[Stored data]
^^^^^^^^^^^^^^^^
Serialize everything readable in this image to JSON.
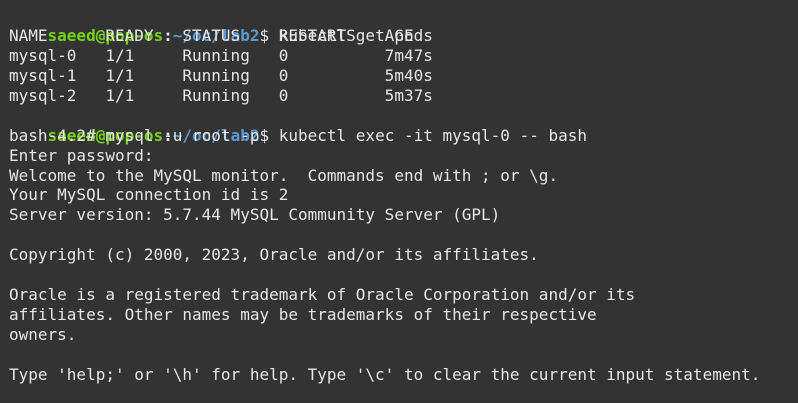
{
  "colors": {
    "background": "#333333",
    "foreground": "#e6e6e6",
    "prompt_user": "#73d216",
    "prompt_path": "#5c9bd6"
  },
  "prompt": {
    "user_host": "saeed@pop-os",
    "separator": ":",
    "path": "~/oc/lab2",
    "symbol": "$ "
  },
  "commands": [
    "kubectl get pods",
    "kubectl exec -it mysql-0 -- bash"
  ],
  "pods_table": {
    "header": "NAME      READY   STATUS    RESTARTS   AGE",
    "rows": [
      "mysql-0   1/1     Running   0          7m47s",
      "mysql-1   1/1     Running   0          5m40s",
      "mysql-2   1/1     Running   0          5m37s"
    ]
  },
  "mysql_session": {
    "bash_prompt": "bash-4.2# mysql -u root -p",
    "enter_password": "Enter password:",
    "welcome": "Welcome to the MySQL monitor.  Commands end with ; or \\g.",
    "connection_id": "Your MySQL connection id is 2",
    "server_version": "Server version: 5.7.44 MySQL Community Server (GPL)",
    "copyright": "Copyright (c) 2000, 2023, Oracle and/or its affiliates.",
    "trademark_1": "Oracle is a registered trademark of Oracle Corporation and/or its",
    "trademark_2": "affiliates. Other names may be trademarks of their respective",
    "trademark_3": "owners.",
    "help": "Type 'help;' or '\\h' for help. Type '\\c' to clear the current input statement."
  }
}
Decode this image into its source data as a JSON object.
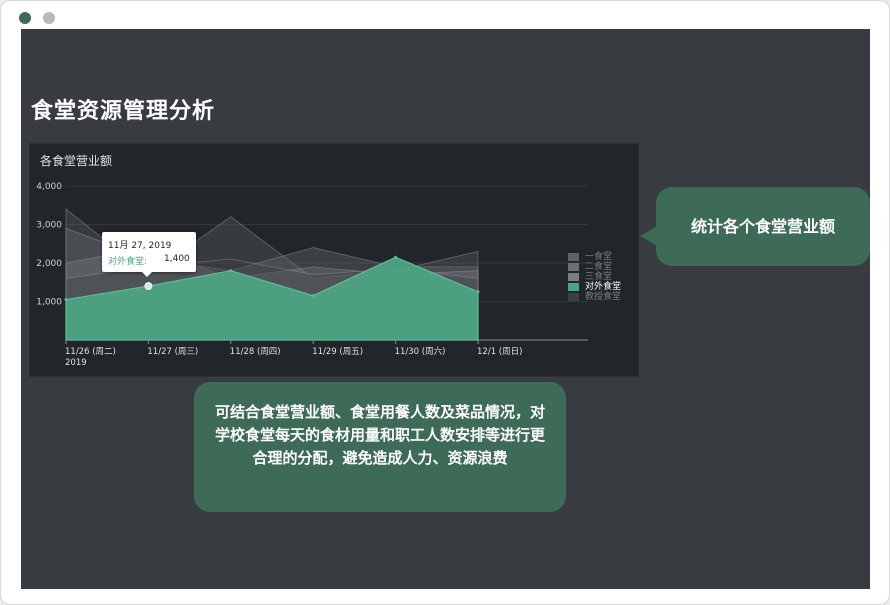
{
  "window": {
    "controls": [
      "close",
      "minimize"
    ]
  },
  "page": {
    "title": "食堂资源管理分析"
  },
  "chart_data": {
    "type": "area",
    "title": "各食堂营业额",
    "categories": [
      "11/26 (周二)",
      "11/27 (周三)",
      "11/28 (周四)",
      "11/29 (周五)",
      "11/30 (周六)",
      "12/1 (周日)"
    ],
    "x_sublabel": "2019",
    "ylim": [
      0,
      4000
    ],
    "yticks": [
      "1,000",
      "2,000",
      "3,000",
      "4,000"
    ],
    "grid": true,
    "legend_position": "right",
    "series": [
      {
        "name": "一食堂",
        "values": [
          3400,
          1700,
          3200,
          1600,
          1800,
          2300
        ],
        "color": "#5f6368"
      },
      {
        "name": "二食堂",
        "values": [
          2900,
          2100,
          1800,
          2400,
          1900,
          1900
        ],
        "color": "#6d7175"
      },
      {
        "name": "三食堂",
        "values": [
          2000,
          2400,
          1600,
          1900,
          1700,
          1800
        ],
        "color": "#7b7f83"
      },
      {
        "name": "对外食堂",
        "values": [
          1050,
          1400,
          1800,
          1150,
          2150,
          1250
        ],
        "color": "#4ca382"
      },
      {
        "name": "教授食堂",
        "values": [
          1600,
          1900,
          2100,
          1700,
          1850,
          1600
        ],
        "color": "#3b3f43"
      }
    ],
    "legend": [
      "一食堂",
      "二食堂",
      "三食堂",
      "对外食堂",
      "教授食堂"
    ],
    "highlighted_series": "对外食堂"
  },
  "tooltip": {
    "date": "11月 27, 2019",
    "series": "对外食堂:",
    "value": "1,400"
  },
  "callouts": {
    "right": "统计各个食堂营业额",
    "bottom": "可结合食堂营业额、食堂用餐人数及菜品情况，对学校食堂每天的食材用量和职工人数安排等进行更合理的分配，避免造成人力、资源浪费"
  }
}
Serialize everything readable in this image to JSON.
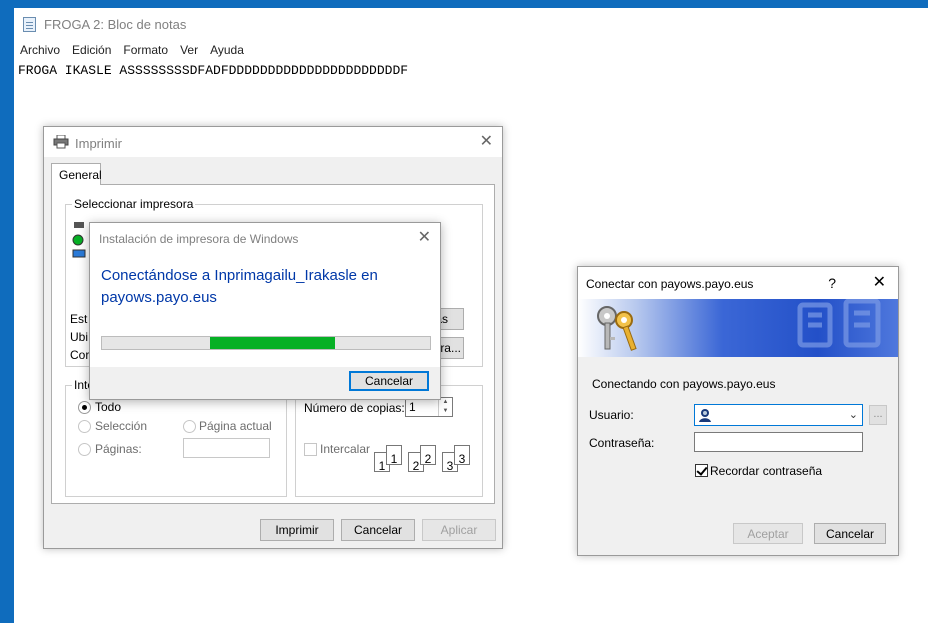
{
  "notepad": {
    "title": "FROGA 2: Bloc de notas",
    "menu": [
      "Archivo",
      "Edición",
      "Formato",
      "Ver",
      "Ayuda"
    ],
    "text": "FROGA IKASLE ASSSSSSSSDFADFDDDDDDDDDDDDDDDDDDDDDDF"
  },
  "print_dialog": {
    "title": "Imprimir",
    "tab": "General",
    "select_printer_label": "Seleccionar impresora",
    "status_label_partial": "Est",
    "location_label_partial": "Ubi",
    "comment_label_partial": "Cor",
    "preferences_btn_partial": "as",
    "find_printer_btn_partial": "sora...",
    "range_group_partial": "Inte",
    "range_all": "Todo",
    "range_selection": "Selección",
    "range_current": "Página actual",
    "range_pages": "Páginas:",
    "copies_label": "Número de copias:",
    "copies_value": "1",
    "collate_label": "Intercalar",
    "collate_pages": [
      "1",
      "1",
      "2",
      "2",
      "3",
      "3"
    ],
    "print_button": "Imprimir",
    "cancel_button": "Cancelar",
    "apply_button": "Aplicar"
  },
  "install_dialog": {
    "title": "Instalación de impresora de Windows",
    "message": "Conectándose a Inprimagailu_Irakasle en payows.payo.eus",
    "progress": {
      "start": 0.33,
      "end": 0.71
    },
    "cancel_button": "Cancelar"
  },
  "connect_dialog": {
    "title": "Conectar con payows.payo.eus",
    "help": "?",
    "message": "Conectando con payows.payo.eus",
    "user_label": "Usuario:",
    "user_value": "",
    "password_label": "Contraseña:",
    "remember_label": "Recordar contraseña",
    "remember_checked": true,
    "accept_button": "Aceptar",
    "cancel_button": "Cancelar",
    "ellipsis": "..."
  },
  "colors": {
    "accent": "#0078d7",
    "progress": "#06b025",
    "install_text": "#0038a8",
    "desktop": "#0f6cbd"
  }
}
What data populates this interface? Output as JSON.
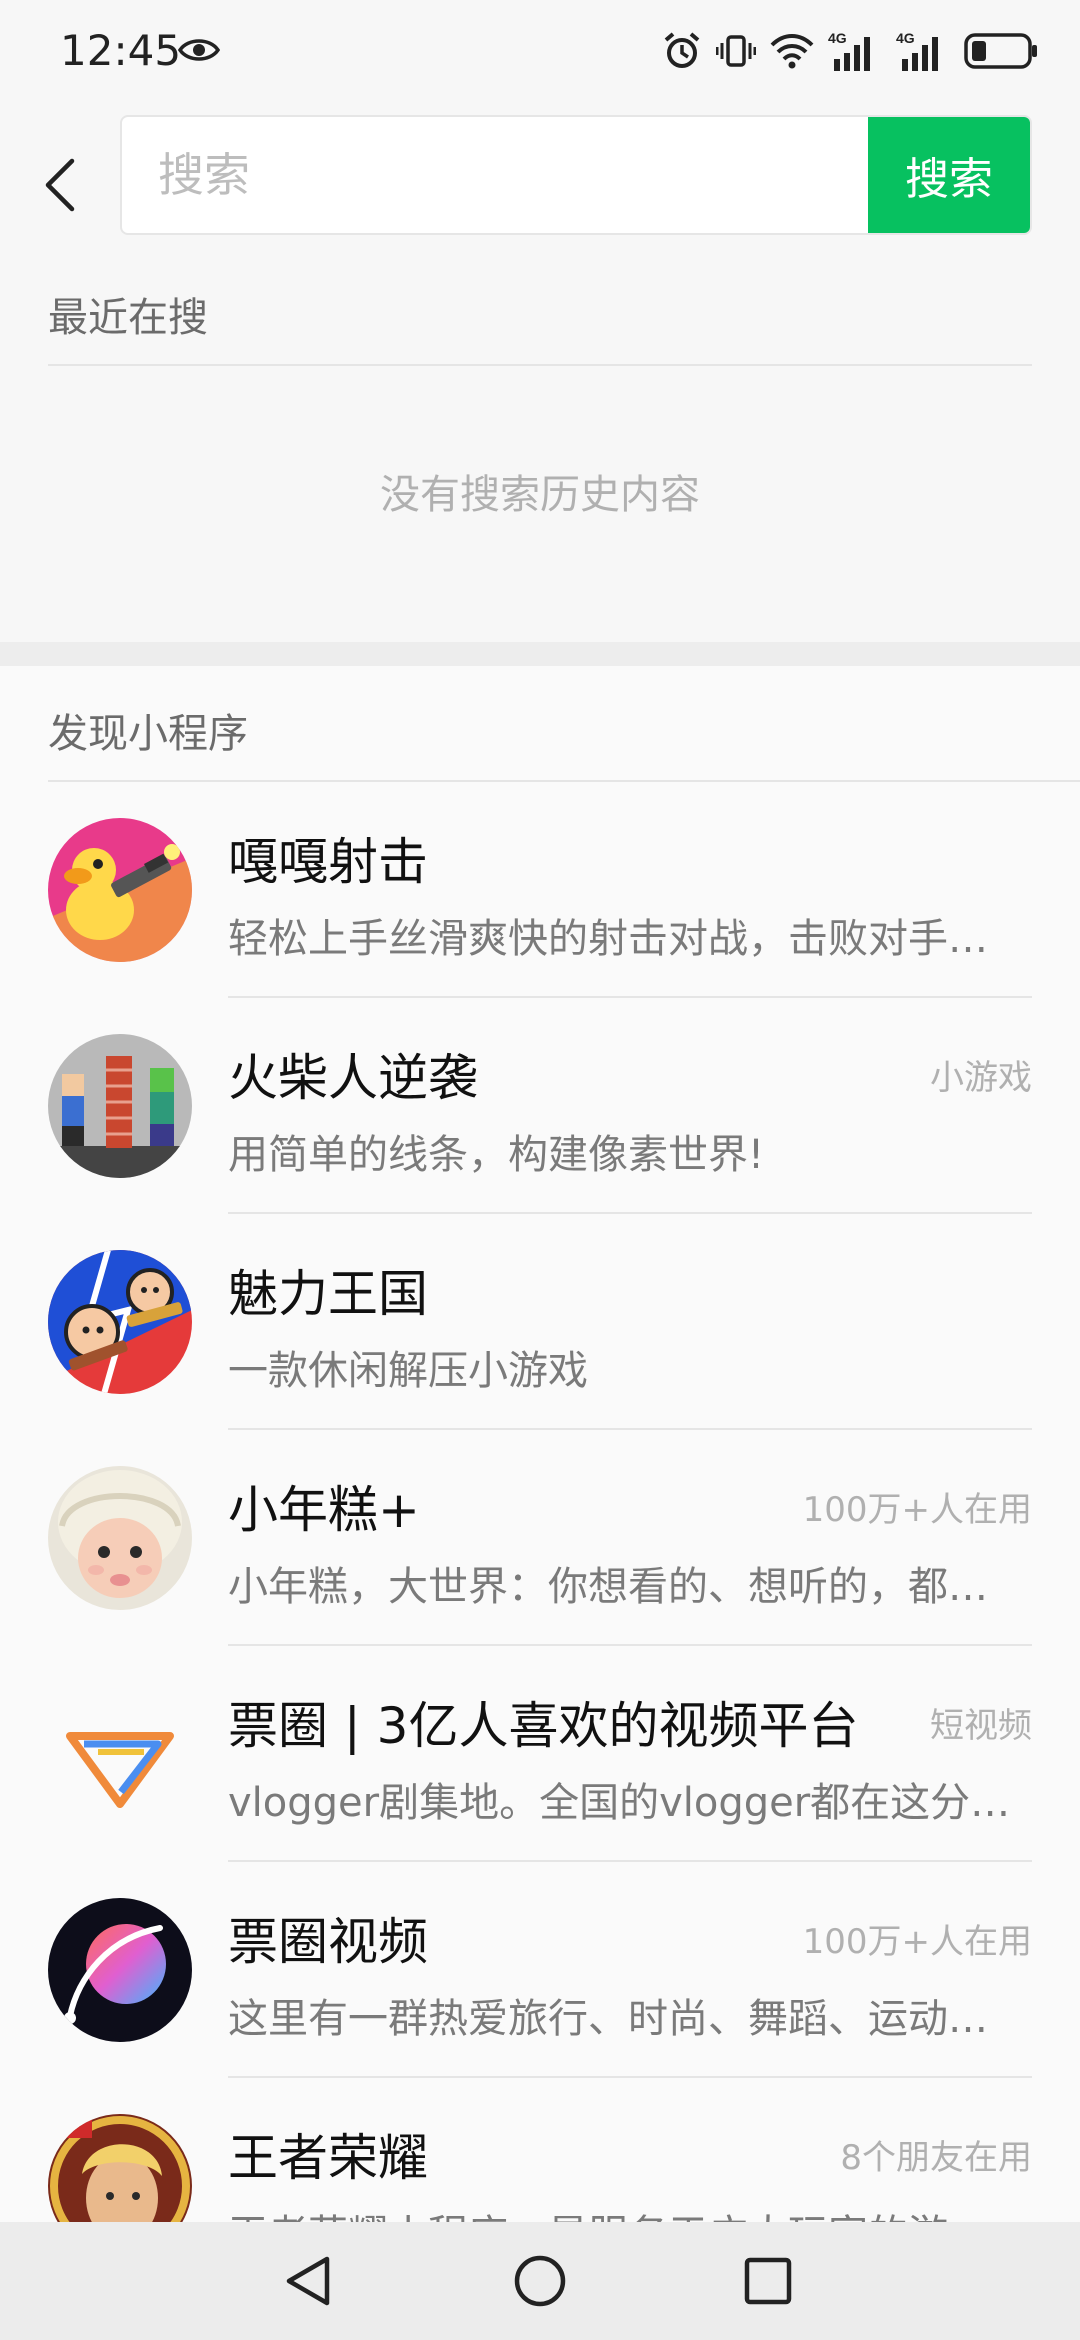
{
  "status_bar": {
    "time": "12:45",
    "icons": [
      "eye-icon",
      "alarm-icon",
      "vibrate-icon",
      "wifi-icon",
      "signal-4g-icon",
      "signal-4g-icon",
      "battery-icon"
    ],
    "network_label_1": "4G",
    "network_label_2": "4G"
  },
  "search": {
    "placeholder": "搜索",
    "button_label": "搜索",
    "accent_color": "#07c160"
  },
  "recent": {
    "title": "最近在搜",
    "empty_text": "没有搜索历史内容"
  },
  "discover": {
    "title": "发现小程序",
    "items": [
      {
        "name": "嘎嘎射击",
        "tag": "",
        "desc": "轻松上手丝滑爽快的射击对战，击败对手…",
        "icon": "duck-shooter-icon"
      },
      {
        "name": "火柴人逆袭",
        "tag": "小游戏",
        "desc": "用简单的线条，构建像素世界!",
        "icon": "stickman-pixel-icon"
      },
      {
        "name": "魅力王国",
        "tag": "",
        "desc": "一款休闲解压小游戏",
        "icon": "charm-kingdom-icon"
      },
      {
        "name": "小年糕+",
        "tag": "100万+人在用",
        "desc": "小年糕，大世界：你想看的、想听的，都…",
        "icon": "baby-photo-icon"
      },
      {
        "name": "票圈 | 3亿人喜欢的视频平台",
        "tag": "短视频",
        "desc": "vlogger剧集地。全国的vlogger都在这分…",
        "icon": "piaoquan-logo-icon"
      },
      {
        "name": "票圈视频",
        "tag": "100万+人在用",
        "desc": "这里有一群热爱旅行、时尚、舞蹈、运动…",
        "icon": "planet-icon"
      },
      {
        "name": "王者荣耀",
        "tag": "8个朋友在用",
        "desc": "王者荣耀小程序，是服务于广大玩家的游…",
        "icon": "hero-avatar-icon"
      }
    ]
  },
  "nav": {
    "icons": [
      "back-triangle-icon",
      "home-circle-icon",
      "recent-square-icon"
    ]
  }
}
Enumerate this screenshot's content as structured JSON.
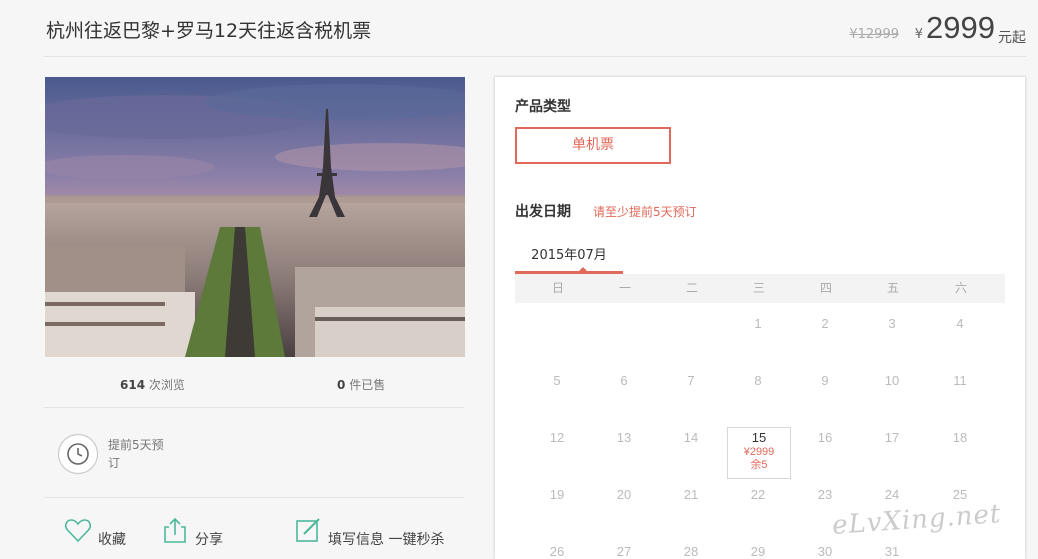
{
  "product": {
    "title": "杭州往返巴黎+罗马12天往返含税机票",
    "original_price": "¥12999",
    "currency": "¥",
    "price": "2999",
    "price_suffix": "元起"
  },
  "stats": {
    "views_count": "614",
    "views_label": "次浏览",
    "sold_count": "0",
    "sold_label": "件已售"
  },
  "advance_notice": "提前5天预订",
  "actions": {
    "favorite": "收藏",
    "share": "分享",
    "fill_info": "填写信息 一键秒杀"
  },
  "booking": {
    "product_type_label": "产品类型",
    "product_type_option": "单机票",
    "date_label": "出发日期",
    "date_tip": "请至少提前5天预订",
    "month": "2015年07月",
    "weekdays": [
      "日",
      "一",
      "二",
      "三",
      "四",
      "五",
      "六"
    ],
    "active_day": {
      "day": "15",
      "price": "¥2999",
      "remaining": "余5"
    }
  },
  "colors": {
    "accent": "#e0695a",
    "green_icon": "#4cb89a"
  },
  "watermark": "eLvXing.net"
}
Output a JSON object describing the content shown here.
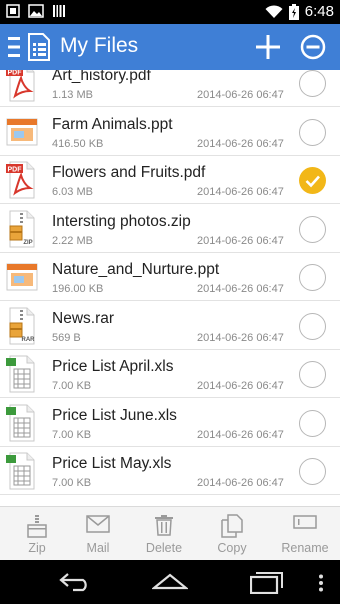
{
  "status": {
    "time": "6:48"
  },
  "header": {
    "title": "My Files"
  },
  "files": [
    {
      "name": "Art_history.pdf",
      "size": "1.13 MB",
      "date": "2014-06-26 06:47",
      "type": "pdf",
      "type_label": "PDF",
      "checked": false
    },
    {
      "name": "Farm Animals.ppt",
      "size": "416.50 KB",
      "date": "2014-06-26 06:47",
      "type": "ppt",
      "type_label": "",
      "checked": false
    },
    {
      "name": "Flowers and Fruits.pdf",
      "size": "6.03 MB",
      "date": "2014-06-26 06:47",
      "type": "pdf",
      "type_label": "PDF",
      "checked": true
    },
    {
      "name": "Intersting photos.zip",
      "size": "2.22 MB",
      "date": "2014-06-26 06:47",
      "type": "zip",
      "type_label": "ZIP",
      "checked": false
    },
    {
      "name": "Nature_and_Nurture.ppt",
      "size": "196.00 KB",
      "date": "2014-06-26 06:47",
      "type": "ppt",
      "type_label": "",
      "checked": false
    },
    {
      "name": "News.rar",
      "size": "569 B",
      "date": "2014-06-26 06:47",
      "type": "rar",
      "type_label": "RAR",
      "checked": false
    },
    {
      "name": "Price List April.xls",
      "size": "7.00 KB",
      "date": "2014-06-26 06:47",
      "type": "xls",
      "type_label": "",
      "checked": false
    },
    {
      "name": "Price List June.xls",
      "size": "7.00 KB",
      "date": "2014-06-26 06:47",
      "type": "xls",
      "type_label": "",
      "checked": false
    },
    {
      "name": "Price List May.xls",
      "size": "7.00 KB",
      "date": "2014-06-26 06:47",
      "type": "xls",
      "type_label": "",
      "checked": false
    }
  ],
  "toolbar": {
    "zip_label": "Zip",
    "mail_label": "Mail",
    "delete_label": "Delete",
    "copy_label": "Copy",
    "rename_label": "Rename"
  },
  "colors": {
    "header": "#3f7fd6",
    "checked": "#f2b718",
    "pdf": "#d8372c",
    "ppt": "#e8782a",
    "xls": "#3c9a3c"
  }
}
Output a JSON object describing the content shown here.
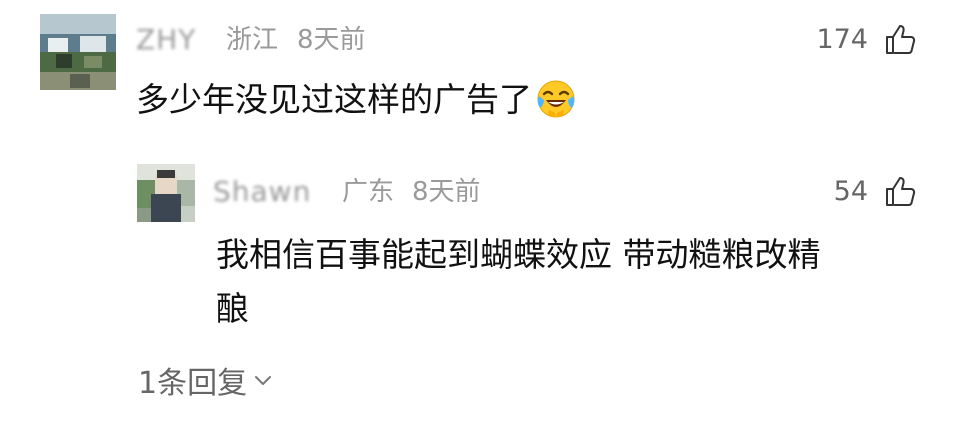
{
  "comment": {
    "author": "ZHY",
    "location": "浙江",
    "time": "8天前",
    "likes": "174",
    "text": "多少年没见过这样的广告了",
    "emoji": "crying-laughing-emoji"
  },
  "reply": {
    "author": "Shawn",
    "location": "广东",
    "time": "8天前",
    "likes": "54",
    "text_line1": "我相信百事能起到蝴蝶效应 带动糙粮改精",
    "text_line2": "酿"
  },
  "replies_toggle": {
    "label": "1条回复"
  },
  "colors": {
    "meta": "#9a9a9a",
    "text": "#111111",
    "muted": "#666666"
  }
}
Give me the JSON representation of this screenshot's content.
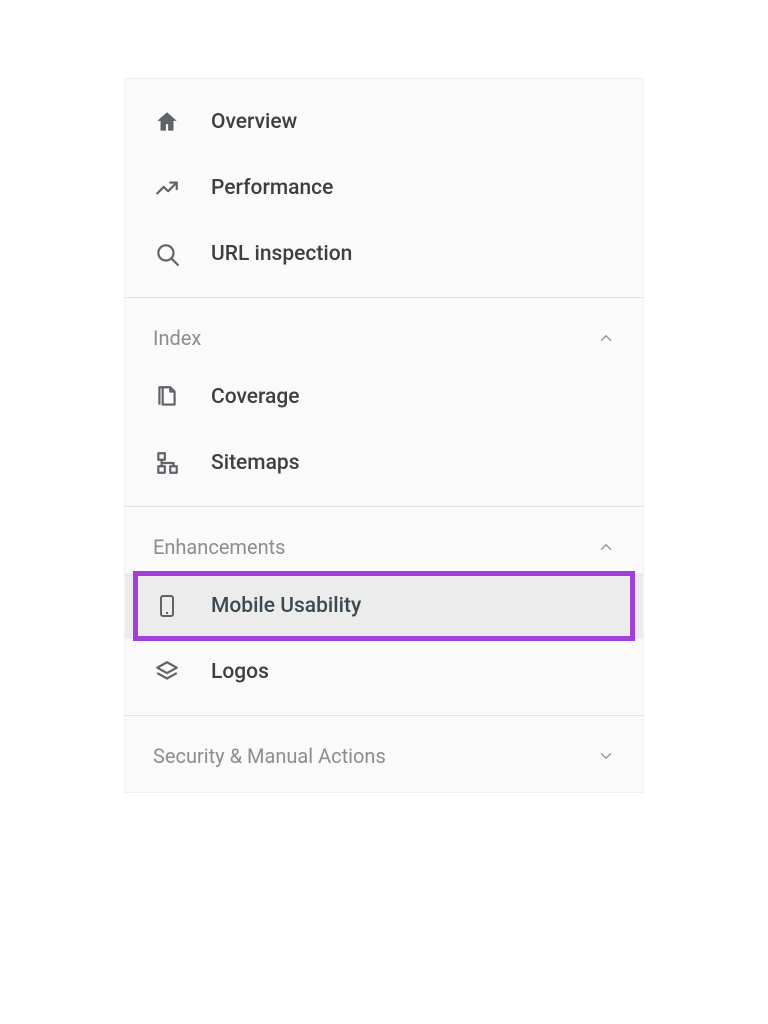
^^^^^^^^^^^^^^^^
### The problem
Show all lines in the entries above where the word "Imprimir" appears.

### Full response
    "title": "Imprimir",
    "print_button": "Imprimir",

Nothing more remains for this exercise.